The problem:
Could you print all the entries exactly?

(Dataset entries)
[start]
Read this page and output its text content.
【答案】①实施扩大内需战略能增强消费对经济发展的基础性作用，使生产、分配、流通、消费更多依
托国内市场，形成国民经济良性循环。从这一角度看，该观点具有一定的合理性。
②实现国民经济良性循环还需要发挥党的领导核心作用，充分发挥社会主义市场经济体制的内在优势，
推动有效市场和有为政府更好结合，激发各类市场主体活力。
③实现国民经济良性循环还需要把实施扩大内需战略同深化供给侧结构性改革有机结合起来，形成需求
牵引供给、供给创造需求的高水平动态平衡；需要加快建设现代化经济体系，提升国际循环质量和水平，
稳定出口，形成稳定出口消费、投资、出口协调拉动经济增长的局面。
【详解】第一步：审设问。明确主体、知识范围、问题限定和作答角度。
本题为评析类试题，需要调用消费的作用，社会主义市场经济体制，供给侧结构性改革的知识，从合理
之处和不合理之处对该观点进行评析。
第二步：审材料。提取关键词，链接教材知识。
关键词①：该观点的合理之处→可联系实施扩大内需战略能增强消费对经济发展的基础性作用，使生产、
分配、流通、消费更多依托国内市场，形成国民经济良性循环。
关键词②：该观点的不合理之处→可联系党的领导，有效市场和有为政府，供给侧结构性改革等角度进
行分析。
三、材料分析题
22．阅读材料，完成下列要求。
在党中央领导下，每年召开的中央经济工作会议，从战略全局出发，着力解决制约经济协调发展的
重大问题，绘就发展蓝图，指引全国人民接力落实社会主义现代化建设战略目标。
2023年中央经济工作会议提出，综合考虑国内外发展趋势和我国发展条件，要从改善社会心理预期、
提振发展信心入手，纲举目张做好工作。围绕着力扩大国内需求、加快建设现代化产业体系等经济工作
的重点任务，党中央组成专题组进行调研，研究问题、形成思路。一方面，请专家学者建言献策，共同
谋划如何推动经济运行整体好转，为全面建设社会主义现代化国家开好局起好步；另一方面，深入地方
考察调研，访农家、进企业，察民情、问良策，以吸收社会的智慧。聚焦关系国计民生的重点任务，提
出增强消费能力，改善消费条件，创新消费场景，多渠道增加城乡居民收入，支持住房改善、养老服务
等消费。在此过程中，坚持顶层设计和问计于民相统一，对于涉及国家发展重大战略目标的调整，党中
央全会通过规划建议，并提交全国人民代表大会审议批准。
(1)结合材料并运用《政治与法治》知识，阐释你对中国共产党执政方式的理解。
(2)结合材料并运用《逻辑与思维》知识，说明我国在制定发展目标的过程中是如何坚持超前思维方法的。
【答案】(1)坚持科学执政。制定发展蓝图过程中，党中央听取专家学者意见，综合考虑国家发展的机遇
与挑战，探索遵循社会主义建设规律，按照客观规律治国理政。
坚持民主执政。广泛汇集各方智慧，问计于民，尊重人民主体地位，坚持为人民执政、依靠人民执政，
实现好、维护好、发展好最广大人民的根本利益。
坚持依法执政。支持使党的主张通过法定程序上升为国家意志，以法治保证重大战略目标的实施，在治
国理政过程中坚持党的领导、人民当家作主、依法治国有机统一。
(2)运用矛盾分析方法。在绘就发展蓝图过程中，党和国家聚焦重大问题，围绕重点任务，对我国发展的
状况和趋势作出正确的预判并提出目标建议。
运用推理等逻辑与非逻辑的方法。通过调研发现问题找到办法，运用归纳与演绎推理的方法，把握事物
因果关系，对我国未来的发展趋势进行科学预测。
[end]
Task answer:
Read this page and output its text content.
【答案】①实施扩大内需战略能增强消费对经济发展的基础性作用，使生产、分配、流通、消费更多依
托国内市场，形成国民经济良性循环。从这一角度看，该观点具有一定的合理性。
②实现国民经济良性循环还需要发挥党的领导核心作用，充分发挥社会主义市场经济体制的内在优势，
推动有效市场和有为政府更好结合，激发各类市场主体活力。
③实现国民经济良性循环还需要把实施扩大内需战略同深化供给侧结构性改革有机结合起来，形成需求
牵引供给、供给创造需求的高水平动态平衡；需要加快建设现代化经济体系，提升国际循环质量和水平，
稳定出口，形成稳定出口消费、投资、出口协调拉动经济增长的局面。
【详解】第一步：审设问。明确主体、知识范围、问题限定和作答角度。
本题为评析类试题，需要调用消费的作用，社会主义市场经济体制，供给侧结构性改革的知识，从合理
之处和不合理之处对该观点进行评析。
第二步：审材料。提取关键词，链接教材知识。
关键词①：该观点的合理之处→可联系实施扩大内需战略能增强消费对经济发展的基础性作用，使生产、
分配、流通、消费更多依托国内市场，形成国民经济良性循环。
关键词②：该观点的不合理之处→可联系党的领导，有效市场和有为政府，供给侧结构性改革等角度进
行分析。
三、材料分析题
22．阅读材料，完成下列要求。
在党中央领导下，每年召开的中央经济工作会议，从战略全局出发，着力解决制约经济协调发展的
重大问题，绘就发展蓝图，指引全国人民接力落实社会主义现代化建设战略目标。
2023年中央经济工作会议提出，综合考虑国内外发展趋势和我国发展条件，要从改善社会心理预期、
提振发展信心入手，纲举目张做好工作。围绕着力扩大国内需求、加快建设现代化产业体系等经济工作
的重点任务，党中央组成专题组进行调研，研究问题、形成思路。一方面，请专家学者建言献策，共同
谋划如何推动经济运行整体好转，为全面建设社会主义现代化国家开好局起好步；另一方面，深入地方
考察调研，访农家、进企业，察民情、问良策，以吸收社会的智慧。聚焦关系国计民生的重点任务，提
出增强消费能力，改善消费条件，创新消费场景，多渠道增加城乡居民收入，支持住房改善、养老服务
等消费。在此过程中，坚持顶层设计和问计于民相统一，对于涉及国家发展重大战略目标的调整，党中
央全会通过规划建议，并提交全国人民代表大会审议批准。
(1)结合材料并运用《政治与法治》知识，阐释你对中国共产党执政方式的理解。
(2)结合材料并运用《逻辑与思维》知识，说明我国在制定发展目标的过程中是如何坚持超前思维方法的。
【答案】(1)坚持科学执政。制定发展蓝图过程中，党中央听取专家学者意见，综合考虑国家发展的机遇
与挑战，探索遵循社会主义建设规律，按照客观规律治国理政。
坚持民主执政。广泛汇集各方智慧，问计于民，尊重人民主体地位，坚持为人民执政、依靠人民执政，
实现好、维护好、发展好最广大人民的根本利益。
坚持依法执政。支持使党的主张通过法定程序上升为国家意志，以法治保证重大战略目标的实施，在治
国理政过程中坚持党的领导、人民当家作主、依法治国有机统一。
(2)运用矛盾分析方法。在绘就发展蓝图过程中，党和国家聚焦重大问题，围绕重点任务，对我国发展的
状况和趋势作出正确的预判并提出目标建议。
运用推理等逻辑与非逻辑的方法。通过调研发现问题找到办法，运用归纳与演绎推理的方法，把握事物
因果关系，对我国未来的发展趋势进行科学预测。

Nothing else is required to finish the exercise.